§ **Requirements**: Report how many lines in the records hold the string "code"; give the number and nothing else.

§ **Data lines**:
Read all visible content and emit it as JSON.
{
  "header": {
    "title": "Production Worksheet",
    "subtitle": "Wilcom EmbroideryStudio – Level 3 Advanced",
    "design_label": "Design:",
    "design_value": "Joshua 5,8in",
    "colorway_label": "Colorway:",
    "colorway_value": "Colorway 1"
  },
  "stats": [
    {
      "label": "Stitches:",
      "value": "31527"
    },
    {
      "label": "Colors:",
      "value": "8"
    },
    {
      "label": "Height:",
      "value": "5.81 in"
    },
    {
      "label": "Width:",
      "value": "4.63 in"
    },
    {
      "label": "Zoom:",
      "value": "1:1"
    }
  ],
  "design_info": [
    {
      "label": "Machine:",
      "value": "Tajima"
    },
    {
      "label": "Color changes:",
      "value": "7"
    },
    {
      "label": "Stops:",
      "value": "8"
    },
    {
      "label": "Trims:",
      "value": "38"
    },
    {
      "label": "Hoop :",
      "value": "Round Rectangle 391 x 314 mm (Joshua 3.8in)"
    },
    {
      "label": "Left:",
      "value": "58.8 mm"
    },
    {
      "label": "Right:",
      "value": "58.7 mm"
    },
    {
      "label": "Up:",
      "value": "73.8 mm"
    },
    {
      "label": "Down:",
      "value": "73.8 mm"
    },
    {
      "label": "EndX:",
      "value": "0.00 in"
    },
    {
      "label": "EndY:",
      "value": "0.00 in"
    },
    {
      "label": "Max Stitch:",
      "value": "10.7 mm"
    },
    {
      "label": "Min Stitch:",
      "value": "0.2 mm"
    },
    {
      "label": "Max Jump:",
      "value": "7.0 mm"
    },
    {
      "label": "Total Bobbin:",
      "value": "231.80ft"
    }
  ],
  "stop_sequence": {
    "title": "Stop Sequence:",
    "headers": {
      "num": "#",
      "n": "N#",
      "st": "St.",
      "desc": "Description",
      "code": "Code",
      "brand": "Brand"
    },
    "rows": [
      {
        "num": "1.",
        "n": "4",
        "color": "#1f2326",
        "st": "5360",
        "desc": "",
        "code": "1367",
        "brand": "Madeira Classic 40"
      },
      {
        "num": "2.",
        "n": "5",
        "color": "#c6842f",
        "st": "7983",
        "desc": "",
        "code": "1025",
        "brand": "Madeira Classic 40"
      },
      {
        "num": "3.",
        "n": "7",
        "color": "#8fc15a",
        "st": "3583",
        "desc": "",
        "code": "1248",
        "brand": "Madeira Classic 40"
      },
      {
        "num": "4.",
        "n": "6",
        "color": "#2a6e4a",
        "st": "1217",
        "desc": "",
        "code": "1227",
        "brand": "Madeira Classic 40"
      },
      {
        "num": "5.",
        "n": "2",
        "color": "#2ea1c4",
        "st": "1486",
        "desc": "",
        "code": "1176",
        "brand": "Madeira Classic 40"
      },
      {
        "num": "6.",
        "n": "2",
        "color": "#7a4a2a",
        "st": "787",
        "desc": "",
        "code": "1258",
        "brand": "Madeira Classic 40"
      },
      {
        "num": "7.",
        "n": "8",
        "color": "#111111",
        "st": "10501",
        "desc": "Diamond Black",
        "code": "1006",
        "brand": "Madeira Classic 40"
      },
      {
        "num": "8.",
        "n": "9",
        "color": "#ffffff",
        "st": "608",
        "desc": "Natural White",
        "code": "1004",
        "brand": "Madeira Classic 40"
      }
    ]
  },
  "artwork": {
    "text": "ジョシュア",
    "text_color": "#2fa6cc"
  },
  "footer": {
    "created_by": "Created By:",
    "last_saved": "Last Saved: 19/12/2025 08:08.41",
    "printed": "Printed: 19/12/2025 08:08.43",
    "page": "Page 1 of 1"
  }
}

§ **Response below**: 9